(Exercise directions):
Track down every line below that holds "esta" and copy it.
*-*-*
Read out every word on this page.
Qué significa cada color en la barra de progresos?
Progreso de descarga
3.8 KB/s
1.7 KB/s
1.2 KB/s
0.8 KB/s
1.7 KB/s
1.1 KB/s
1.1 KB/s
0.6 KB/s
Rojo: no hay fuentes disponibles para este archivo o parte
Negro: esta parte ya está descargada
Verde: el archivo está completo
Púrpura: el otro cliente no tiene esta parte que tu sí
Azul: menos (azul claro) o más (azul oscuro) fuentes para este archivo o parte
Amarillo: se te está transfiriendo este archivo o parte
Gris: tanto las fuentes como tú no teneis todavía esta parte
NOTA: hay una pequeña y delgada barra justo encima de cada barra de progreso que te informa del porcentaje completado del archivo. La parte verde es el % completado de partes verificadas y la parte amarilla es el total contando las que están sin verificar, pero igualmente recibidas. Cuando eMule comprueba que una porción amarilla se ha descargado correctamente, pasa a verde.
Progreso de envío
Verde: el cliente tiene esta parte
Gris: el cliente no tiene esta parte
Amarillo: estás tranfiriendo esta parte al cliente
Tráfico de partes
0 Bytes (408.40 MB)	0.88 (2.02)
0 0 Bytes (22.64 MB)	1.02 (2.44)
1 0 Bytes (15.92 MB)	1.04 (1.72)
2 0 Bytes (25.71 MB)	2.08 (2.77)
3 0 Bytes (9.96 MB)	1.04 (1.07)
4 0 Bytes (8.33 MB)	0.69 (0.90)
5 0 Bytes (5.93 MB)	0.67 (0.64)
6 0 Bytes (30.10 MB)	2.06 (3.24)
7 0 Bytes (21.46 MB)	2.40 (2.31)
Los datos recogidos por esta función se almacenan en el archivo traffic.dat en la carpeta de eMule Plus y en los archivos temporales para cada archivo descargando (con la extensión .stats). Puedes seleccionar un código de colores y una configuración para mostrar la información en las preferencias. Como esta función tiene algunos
*-*-*
(Exercise answer):
Negro: esta parte ya está descargada
Púrpura: el otro cliente no tiene esta parte que tu sí
Gris: tanto las fuentes como tú no teneis todavía esta parte
Verde: el cliente tiene esta parte
Gris: el cliente no tiene esta parte
Amarillo: estás tranfiriendo esta parte al cliente
Los datos recogidos por esta función se almacenan en el archivo traffic.dat en la carpeta de eMule Plus y en los archivos temporales para cada archivo descargando (con la extensión .stats). Puedes seleccionar un código de colores y una configuración para mostrar la información en las preferencias. Como esta función tiene algunos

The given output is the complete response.